**Problem statement:** For each line that holds "本题主要考查战国七雄与著名战役", copy the line out.

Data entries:
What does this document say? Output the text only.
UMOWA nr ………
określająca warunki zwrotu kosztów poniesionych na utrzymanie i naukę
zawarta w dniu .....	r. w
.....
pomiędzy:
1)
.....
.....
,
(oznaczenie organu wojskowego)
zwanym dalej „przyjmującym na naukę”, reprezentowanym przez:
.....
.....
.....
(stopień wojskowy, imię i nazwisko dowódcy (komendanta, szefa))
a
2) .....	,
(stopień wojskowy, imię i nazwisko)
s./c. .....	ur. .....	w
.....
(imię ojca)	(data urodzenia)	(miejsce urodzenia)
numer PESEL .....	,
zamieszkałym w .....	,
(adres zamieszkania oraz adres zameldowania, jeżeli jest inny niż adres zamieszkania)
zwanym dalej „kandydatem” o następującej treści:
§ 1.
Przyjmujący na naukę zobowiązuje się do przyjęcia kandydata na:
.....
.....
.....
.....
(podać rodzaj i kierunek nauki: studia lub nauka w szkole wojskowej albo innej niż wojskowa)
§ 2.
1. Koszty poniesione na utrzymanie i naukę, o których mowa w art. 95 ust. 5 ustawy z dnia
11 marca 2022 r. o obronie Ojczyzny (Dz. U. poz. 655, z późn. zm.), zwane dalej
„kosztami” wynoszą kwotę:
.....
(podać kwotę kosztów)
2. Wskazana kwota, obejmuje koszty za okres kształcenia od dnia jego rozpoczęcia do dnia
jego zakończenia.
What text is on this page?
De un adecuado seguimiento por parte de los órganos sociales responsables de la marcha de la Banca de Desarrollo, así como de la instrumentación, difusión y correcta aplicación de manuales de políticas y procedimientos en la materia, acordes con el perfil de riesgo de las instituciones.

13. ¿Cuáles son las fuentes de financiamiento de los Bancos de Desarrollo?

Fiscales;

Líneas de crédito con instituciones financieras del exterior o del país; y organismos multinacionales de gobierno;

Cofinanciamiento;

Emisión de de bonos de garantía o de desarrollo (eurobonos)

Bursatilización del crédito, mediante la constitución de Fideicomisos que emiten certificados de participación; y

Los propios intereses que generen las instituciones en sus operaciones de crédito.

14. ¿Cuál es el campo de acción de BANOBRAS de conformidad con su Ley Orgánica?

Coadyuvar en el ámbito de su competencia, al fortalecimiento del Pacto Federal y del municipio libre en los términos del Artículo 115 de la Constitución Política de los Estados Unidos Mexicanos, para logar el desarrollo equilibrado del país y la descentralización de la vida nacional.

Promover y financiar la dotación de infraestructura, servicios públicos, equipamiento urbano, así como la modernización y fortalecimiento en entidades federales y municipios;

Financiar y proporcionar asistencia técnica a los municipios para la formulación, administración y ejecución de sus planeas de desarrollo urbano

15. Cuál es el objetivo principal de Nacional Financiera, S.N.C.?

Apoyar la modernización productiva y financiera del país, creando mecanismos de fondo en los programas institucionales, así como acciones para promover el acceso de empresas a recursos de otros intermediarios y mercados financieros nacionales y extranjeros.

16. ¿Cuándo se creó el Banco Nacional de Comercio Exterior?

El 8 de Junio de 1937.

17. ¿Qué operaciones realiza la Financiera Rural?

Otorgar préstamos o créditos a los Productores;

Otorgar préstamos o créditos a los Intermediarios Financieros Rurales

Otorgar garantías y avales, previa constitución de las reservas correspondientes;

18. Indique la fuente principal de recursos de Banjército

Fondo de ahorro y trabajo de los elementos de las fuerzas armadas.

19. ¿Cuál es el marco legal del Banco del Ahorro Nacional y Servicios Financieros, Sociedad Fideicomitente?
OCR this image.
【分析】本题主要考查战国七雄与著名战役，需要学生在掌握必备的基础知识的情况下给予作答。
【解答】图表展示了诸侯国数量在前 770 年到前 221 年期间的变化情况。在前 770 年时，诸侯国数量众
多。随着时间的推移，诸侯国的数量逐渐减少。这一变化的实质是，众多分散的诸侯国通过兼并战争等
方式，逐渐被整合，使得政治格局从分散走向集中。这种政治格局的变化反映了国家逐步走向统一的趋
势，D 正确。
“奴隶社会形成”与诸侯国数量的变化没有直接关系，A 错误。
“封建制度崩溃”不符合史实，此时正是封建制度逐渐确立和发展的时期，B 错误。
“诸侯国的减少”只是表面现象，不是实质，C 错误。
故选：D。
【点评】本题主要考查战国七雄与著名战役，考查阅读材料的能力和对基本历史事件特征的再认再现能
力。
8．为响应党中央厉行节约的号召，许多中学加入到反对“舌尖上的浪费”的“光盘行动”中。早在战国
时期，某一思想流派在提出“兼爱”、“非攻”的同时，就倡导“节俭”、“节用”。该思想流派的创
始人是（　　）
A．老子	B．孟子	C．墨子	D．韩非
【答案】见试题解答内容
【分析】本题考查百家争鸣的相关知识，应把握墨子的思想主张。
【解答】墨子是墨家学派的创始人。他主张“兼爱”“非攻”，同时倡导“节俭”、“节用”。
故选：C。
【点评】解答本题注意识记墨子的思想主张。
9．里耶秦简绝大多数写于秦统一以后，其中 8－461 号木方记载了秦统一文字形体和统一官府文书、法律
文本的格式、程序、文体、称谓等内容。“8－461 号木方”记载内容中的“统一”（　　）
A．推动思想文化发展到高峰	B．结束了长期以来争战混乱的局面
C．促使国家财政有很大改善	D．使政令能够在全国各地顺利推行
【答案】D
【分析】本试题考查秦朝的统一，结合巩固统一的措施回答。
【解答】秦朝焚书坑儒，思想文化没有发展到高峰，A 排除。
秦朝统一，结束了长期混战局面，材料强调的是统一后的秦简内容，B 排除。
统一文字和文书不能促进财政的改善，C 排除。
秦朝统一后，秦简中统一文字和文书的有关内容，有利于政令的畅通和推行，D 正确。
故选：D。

**Expected output:**
【分析】本题主要考查战国七雄与著名战役，需要学生在掌握必备的基础知识的情况下给予作答。
【点评】本题主要考查战国七雄与著名战役，考查阅读材料的能力和对基本历史事件特征的再认再现能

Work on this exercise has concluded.